# start of Input material

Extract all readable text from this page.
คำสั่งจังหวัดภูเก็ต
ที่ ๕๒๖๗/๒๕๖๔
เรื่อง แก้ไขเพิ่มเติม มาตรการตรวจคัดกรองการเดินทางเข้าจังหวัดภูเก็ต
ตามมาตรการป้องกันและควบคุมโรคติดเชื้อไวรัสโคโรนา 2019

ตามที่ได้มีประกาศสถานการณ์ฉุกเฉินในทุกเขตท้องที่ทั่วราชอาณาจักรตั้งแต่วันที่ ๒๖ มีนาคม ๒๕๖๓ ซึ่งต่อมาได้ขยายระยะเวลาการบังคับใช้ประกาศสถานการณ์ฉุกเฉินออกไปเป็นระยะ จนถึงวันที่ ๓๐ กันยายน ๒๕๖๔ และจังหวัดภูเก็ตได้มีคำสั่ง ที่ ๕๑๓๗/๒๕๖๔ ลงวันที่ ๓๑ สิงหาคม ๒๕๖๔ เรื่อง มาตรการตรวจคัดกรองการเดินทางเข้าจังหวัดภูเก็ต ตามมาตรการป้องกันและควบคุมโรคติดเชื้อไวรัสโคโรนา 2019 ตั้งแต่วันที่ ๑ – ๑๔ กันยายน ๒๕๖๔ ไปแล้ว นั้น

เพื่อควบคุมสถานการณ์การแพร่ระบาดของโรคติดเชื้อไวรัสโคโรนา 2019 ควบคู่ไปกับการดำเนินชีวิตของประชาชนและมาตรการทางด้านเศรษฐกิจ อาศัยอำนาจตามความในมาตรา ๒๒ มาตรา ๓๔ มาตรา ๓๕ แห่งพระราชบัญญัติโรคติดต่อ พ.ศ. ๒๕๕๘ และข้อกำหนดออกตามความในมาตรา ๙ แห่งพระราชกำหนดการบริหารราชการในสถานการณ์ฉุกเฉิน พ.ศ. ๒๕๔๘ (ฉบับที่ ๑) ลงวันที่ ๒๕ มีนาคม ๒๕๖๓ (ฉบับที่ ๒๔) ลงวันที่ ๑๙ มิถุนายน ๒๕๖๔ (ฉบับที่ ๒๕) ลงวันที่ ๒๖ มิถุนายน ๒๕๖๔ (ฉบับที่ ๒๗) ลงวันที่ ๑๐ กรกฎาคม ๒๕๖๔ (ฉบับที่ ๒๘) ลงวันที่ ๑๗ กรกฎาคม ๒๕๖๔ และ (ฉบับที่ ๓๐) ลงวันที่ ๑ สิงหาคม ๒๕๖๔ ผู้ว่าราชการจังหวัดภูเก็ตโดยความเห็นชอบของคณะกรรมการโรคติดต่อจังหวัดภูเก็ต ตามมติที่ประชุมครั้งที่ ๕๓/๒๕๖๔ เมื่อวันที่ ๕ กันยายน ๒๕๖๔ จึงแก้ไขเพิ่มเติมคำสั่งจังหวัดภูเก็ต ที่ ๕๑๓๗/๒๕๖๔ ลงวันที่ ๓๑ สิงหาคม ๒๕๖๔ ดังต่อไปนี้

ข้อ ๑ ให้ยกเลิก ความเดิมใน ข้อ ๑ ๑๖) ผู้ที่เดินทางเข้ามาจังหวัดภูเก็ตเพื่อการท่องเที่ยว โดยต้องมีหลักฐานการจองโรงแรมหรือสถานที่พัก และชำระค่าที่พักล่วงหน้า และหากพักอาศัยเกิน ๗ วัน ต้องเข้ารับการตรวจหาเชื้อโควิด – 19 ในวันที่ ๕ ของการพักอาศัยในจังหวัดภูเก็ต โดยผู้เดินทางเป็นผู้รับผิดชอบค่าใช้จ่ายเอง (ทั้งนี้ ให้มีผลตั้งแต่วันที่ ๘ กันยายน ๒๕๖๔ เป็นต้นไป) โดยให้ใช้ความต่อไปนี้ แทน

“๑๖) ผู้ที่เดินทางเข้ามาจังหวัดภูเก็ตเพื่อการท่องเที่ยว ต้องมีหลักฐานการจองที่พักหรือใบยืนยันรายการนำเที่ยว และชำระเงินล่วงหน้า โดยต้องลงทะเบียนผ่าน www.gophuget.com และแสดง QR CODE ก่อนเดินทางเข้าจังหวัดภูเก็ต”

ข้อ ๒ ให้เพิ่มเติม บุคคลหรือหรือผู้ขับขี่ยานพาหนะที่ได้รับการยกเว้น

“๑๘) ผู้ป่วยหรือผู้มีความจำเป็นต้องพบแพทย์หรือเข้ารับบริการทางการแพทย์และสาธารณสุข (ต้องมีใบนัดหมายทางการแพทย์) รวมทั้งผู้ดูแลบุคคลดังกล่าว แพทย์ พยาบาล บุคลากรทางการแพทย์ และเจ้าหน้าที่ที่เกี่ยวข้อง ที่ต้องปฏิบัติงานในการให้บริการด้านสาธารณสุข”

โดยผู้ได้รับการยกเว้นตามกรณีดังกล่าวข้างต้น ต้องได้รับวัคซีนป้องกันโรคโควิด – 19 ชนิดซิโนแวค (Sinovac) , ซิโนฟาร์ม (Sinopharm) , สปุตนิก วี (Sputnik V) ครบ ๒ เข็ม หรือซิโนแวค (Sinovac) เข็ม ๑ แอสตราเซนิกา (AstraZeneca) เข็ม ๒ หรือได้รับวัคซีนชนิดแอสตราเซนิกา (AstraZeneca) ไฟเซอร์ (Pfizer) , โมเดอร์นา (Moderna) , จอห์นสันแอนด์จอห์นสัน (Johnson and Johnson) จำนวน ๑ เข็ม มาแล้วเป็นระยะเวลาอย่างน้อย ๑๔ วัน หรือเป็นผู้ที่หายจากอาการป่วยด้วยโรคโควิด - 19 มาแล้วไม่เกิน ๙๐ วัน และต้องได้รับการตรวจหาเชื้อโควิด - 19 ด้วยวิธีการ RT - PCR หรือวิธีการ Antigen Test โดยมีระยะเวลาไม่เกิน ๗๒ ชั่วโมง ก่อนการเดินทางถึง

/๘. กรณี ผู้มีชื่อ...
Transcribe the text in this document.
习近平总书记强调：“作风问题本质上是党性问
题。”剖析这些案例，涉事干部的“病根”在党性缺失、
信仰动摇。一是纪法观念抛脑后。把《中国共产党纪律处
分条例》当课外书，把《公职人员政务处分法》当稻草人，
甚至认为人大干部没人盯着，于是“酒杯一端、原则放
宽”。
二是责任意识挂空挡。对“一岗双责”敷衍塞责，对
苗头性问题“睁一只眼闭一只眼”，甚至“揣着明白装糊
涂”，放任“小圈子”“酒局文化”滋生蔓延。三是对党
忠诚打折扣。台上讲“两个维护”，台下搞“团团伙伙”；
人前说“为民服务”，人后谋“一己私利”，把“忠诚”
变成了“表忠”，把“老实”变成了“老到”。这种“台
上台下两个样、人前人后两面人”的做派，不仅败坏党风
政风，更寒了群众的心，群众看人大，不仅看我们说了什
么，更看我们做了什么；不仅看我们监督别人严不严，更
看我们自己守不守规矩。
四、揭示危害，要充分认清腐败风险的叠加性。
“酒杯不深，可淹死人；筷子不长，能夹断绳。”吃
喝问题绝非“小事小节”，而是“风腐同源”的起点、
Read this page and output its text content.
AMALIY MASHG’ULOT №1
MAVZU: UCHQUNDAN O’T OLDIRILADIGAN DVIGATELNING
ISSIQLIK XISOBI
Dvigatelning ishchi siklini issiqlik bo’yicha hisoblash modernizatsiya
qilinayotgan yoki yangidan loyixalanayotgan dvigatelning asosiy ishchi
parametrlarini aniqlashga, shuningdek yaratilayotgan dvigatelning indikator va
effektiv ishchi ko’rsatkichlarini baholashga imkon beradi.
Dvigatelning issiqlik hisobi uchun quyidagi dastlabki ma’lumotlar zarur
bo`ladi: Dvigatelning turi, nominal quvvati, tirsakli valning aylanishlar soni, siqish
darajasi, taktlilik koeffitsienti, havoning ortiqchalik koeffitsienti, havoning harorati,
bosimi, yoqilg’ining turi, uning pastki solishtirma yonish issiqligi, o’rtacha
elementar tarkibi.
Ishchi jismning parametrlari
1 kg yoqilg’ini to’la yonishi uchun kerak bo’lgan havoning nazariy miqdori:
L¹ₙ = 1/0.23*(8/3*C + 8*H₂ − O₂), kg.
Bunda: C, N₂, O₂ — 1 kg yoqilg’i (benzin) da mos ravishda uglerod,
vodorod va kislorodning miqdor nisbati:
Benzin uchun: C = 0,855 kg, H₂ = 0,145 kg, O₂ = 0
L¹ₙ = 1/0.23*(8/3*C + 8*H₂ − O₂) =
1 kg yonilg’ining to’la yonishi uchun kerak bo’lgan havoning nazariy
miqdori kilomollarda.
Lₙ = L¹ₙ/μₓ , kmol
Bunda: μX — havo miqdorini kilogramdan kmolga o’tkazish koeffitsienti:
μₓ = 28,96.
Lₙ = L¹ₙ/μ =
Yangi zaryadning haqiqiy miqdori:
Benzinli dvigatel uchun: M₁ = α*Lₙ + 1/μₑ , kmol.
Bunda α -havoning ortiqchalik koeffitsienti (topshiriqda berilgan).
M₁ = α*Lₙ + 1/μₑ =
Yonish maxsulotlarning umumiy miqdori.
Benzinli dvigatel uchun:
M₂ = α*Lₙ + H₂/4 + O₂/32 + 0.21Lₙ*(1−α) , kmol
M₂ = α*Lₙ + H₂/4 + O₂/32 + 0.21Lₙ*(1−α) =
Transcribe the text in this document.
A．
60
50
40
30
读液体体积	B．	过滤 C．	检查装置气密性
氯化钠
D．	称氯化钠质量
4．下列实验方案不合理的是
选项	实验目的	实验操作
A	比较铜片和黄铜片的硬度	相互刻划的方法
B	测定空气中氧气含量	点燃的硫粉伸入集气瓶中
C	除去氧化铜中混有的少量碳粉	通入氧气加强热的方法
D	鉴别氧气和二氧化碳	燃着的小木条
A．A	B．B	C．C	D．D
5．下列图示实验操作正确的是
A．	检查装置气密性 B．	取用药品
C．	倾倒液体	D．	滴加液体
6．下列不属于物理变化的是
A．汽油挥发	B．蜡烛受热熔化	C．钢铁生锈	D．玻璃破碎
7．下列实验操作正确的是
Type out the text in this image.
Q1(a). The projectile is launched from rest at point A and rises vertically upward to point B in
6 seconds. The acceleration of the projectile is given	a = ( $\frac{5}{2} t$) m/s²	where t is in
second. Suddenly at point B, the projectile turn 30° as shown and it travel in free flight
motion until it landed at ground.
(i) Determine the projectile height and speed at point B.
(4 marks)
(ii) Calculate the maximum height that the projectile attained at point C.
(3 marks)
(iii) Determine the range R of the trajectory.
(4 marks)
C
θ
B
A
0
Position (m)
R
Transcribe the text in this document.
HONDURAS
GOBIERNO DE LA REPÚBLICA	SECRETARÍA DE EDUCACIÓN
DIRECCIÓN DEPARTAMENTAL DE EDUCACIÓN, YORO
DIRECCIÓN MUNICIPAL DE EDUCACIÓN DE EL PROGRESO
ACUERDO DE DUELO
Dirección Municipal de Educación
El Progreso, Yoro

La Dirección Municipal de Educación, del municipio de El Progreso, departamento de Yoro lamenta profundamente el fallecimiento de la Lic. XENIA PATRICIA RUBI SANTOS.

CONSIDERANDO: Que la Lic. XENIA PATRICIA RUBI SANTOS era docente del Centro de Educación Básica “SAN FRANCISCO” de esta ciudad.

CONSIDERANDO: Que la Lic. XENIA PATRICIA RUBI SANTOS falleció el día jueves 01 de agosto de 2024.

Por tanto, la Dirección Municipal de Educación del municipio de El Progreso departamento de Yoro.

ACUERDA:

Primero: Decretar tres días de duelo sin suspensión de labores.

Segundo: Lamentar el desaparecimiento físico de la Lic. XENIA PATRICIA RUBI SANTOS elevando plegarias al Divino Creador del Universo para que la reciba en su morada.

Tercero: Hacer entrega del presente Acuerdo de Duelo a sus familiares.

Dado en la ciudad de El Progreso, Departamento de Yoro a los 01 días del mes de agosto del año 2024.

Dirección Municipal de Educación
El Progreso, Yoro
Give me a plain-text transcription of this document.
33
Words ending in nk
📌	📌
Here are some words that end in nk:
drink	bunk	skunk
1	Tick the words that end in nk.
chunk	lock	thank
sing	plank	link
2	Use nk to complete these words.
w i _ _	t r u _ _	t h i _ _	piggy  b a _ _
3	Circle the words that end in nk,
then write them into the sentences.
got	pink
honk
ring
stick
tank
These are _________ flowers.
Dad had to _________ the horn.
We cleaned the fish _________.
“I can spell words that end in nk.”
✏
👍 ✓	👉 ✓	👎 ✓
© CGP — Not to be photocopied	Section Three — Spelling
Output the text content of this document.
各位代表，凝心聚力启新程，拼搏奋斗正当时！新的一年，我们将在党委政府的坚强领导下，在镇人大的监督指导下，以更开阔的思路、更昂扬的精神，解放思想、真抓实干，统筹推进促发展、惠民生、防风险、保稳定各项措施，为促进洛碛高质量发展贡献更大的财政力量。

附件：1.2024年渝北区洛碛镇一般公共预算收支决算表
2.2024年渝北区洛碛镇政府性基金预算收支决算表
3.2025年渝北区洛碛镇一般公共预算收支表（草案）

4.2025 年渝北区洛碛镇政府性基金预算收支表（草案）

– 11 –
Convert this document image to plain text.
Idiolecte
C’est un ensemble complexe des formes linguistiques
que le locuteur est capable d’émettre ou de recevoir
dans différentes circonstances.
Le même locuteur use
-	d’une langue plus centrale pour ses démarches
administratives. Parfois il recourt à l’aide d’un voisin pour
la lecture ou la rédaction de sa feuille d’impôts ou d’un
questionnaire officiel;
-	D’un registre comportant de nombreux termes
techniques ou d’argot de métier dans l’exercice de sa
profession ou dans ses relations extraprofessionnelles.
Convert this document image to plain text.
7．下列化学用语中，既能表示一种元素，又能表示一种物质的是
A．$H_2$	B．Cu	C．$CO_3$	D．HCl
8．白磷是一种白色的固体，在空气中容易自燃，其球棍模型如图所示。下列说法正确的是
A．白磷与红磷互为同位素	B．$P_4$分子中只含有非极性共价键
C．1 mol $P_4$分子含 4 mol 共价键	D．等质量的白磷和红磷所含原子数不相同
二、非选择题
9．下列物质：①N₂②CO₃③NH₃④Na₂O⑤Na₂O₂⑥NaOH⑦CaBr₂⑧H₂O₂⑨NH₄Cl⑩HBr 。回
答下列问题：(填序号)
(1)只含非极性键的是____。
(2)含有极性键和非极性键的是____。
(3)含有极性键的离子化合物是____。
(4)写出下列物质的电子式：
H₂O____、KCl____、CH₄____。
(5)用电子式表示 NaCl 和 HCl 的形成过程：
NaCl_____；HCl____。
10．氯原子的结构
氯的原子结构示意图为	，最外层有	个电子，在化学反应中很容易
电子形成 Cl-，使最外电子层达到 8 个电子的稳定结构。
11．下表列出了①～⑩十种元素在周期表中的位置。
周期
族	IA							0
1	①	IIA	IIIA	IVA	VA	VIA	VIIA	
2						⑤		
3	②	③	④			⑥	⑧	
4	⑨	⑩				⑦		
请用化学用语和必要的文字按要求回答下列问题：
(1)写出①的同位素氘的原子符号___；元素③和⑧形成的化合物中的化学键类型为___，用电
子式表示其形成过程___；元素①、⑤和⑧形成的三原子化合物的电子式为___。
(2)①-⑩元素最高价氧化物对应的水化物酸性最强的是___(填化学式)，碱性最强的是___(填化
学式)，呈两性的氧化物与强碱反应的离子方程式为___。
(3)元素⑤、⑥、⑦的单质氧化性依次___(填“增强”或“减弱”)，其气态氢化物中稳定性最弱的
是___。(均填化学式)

# end of Input material

### [Aim]
Write out every line of the data that holds the word "page".

### [The output]
Extract all readable text from this page.
Read this page and output its text content.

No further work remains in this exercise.